--- Start of Data shown ---

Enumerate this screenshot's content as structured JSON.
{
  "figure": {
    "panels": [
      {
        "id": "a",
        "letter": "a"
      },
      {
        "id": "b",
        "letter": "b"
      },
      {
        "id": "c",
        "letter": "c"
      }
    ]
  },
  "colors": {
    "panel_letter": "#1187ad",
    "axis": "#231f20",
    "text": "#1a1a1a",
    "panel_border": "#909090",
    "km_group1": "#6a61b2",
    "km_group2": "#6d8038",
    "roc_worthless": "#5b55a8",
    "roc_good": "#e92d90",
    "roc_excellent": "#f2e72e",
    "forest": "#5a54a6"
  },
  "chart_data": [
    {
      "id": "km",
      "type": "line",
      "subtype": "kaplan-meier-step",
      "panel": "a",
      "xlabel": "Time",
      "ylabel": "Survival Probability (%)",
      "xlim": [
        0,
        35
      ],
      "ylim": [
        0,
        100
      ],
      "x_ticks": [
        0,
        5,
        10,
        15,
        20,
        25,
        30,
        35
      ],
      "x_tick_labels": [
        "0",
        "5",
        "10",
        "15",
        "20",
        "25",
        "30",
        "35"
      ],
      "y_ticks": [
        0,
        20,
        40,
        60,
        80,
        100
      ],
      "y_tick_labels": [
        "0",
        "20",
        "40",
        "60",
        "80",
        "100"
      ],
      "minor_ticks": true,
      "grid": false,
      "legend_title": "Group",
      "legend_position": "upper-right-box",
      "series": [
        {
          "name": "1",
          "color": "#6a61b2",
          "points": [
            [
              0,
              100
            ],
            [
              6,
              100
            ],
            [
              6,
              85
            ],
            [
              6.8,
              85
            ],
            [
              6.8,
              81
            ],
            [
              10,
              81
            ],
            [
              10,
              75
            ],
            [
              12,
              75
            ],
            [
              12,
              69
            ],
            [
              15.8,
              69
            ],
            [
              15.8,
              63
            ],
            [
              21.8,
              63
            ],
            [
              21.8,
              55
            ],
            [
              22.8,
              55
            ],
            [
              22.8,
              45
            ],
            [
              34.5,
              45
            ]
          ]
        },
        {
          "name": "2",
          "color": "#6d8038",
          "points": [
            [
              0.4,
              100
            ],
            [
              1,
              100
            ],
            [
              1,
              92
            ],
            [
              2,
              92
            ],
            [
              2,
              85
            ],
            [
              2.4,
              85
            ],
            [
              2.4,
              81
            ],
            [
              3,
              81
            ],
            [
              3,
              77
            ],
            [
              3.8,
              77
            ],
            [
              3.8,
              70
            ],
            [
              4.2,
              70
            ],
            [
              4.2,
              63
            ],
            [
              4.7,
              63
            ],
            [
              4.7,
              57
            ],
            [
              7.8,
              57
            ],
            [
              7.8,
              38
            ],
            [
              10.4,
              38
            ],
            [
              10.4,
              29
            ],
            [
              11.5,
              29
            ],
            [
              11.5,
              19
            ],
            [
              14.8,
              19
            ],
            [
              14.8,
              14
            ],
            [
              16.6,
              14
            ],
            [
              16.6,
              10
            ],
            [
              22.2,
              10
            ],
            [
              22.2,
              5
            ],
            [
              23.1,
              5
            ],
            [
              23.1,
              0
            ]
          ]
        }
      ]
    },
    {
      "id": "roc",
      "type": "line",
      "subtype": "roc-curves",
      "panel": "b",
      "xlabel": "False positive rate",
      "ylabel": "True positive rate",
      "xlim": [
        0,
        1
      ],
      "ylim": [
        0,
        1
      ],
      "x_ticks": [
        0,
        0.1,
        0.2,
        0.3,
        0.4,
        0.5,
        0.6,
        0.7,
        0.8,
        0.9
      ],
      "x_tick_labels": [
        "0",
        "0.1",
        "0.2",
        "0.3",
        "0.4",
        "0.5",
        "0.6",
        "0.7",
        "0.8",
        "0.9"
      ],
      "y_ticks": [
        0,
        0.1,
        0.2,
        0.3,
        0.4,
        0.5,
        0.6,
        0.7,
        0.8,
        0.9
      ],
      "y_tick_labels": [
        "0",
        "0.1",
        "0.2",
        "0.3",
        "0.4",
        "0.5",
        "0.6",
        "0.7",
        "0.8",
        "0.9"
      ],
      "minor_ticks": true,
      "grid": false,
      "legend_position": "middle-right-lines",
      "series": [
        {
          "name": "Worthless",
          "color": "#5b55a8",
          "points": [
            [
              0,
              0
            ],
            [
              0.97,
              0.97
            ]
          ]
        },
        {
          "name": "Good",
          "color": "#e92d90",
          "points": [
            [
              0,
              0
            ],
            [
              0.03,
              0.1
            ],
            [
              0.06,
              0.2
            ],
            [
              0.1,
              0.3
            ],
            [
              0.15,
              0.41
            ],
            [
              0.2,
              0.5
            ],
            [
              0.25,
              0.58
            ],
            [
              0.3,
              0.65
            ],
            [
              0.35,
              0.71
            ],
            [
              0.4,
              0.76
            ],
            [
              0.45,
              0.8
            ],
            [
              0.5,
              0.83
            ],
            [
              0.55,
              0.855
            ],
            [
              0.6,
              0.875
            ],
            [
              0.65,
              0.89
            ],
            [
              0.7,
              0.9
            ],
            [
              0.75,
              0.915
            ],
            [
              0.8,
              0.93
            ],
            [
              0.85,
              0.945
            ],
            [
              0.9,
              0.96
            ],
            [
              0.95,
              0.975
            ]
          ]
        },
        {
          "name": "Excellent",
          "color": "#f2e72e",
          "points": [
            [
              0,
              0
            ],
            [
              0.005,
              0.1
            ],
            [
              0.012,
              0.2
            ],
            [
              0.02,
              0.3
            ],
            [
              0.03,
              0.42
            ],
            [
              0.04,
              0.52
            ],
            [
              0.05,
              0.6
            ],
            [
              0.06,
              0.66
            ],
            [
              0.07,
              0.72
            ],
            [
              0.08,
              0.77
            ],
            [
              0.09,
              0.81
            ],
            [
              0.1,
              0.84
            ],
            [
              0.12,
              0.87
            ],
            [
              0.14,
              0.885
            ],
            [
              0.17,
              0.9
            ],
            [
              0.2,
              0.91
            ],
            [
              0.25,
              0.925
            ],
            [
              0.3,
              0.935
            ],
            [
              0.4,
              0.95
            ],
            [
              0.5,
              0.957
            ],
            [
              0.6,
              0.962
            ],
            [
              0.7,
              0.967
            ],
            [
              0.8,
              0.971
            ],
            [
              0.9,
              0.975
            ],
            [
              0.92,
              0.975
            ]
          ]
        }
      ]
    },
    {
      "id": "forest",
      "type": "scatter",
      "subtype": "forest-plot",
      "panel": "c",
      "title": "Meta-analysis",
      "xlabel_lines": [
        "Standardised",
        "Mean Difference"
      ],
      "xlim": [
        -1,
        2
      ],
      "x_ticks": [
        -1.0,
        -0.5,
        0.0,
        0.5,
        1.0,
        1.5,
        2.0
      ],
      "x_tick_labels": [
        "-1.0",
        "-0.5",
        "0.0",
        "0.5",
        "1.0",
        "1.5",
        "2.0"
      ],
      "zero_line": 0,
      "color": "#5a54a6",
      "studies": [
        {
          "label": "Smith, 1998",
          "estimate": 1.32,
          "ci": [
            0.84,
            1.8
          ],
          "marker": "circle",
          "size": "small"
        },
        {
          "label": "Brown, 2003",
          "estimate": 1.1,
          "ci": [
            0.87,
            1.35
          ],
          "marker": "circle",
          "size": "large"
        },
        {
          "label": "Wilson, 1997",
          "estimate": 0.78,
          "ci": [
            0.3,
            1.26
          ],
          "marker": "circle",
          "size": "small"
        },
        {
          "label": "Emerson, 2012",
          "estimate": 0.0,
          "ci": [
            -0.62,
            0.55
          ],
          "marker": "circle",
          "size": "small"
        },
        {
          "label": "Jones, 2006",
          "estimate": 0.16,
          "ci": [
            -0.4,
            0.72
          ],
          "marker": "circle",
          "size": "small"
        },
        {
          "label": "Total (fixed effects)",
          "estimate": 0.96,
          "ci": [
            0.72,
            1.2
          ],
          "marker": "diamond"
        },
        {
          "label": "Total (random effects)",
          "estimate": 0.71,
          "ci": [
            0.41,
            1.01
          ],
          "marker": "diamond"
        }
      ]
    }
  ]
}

--- End of Data shown ---

Given problem -
In the records above, locate each line with the word "positive". Copy all such lines.

Response to this task -
      "xlabel": "False positive rate",
      "ylabel": "True positive rate",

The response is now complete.